## PROBLEM TO SOLVE
Check each line of the listing for the word "document" and give only the number of lines that have it.

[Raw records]
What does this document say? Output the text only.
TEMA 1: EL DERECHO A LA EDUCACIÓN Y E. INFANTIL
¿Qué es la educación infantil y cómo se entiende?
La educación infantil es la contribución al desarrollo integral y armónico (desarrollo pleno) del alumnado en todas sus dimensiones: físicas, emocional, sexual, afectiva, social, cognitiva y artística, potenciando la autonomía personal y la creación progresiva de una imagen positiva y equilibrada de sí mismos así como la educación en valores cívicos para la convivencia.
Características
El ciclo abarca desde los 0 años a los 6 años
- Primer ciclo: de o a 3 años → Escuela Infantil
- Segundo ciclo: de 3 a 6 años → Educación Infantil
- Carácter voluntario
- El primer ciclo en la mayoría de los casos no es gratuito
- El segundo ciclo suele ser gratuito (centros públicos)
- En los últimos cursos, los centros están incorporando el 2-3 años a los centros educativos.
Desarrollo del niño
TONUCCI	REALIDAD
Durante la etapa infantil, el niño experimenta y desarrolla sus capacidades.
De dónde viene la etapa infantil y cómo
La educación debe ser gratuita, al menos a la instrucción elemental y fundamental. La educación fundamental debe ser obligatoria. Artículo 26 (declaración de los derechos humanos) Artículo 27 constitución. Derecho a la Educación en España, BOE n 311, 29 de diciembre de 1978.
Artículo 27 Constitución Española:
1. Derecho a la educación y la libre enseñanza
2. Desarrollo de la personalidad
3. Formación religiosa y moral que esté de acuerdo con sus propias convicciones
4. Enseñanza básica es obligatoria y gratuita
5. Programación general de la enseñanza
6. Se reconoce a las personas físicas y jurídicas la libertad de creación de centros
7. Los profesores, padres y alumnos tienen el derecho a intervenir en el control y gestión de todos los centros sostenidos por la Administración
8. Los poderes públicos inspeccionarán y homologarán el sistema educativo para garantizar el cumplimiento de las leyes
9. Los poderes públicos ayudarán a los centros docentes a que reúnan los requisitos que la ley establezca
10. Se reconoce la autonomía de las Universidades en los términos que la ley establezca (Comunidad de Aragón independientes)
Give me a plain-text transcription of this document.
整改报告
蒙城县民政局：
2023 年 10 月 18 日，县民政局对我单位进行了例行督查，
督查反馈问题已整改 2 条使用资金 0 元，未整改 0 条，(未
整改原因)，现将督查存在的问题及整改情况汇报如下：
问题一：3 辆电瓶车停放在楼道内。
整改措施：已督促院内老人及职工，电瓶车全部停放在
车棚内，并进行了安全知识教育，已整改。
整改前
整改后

## FULL SOLUTION
2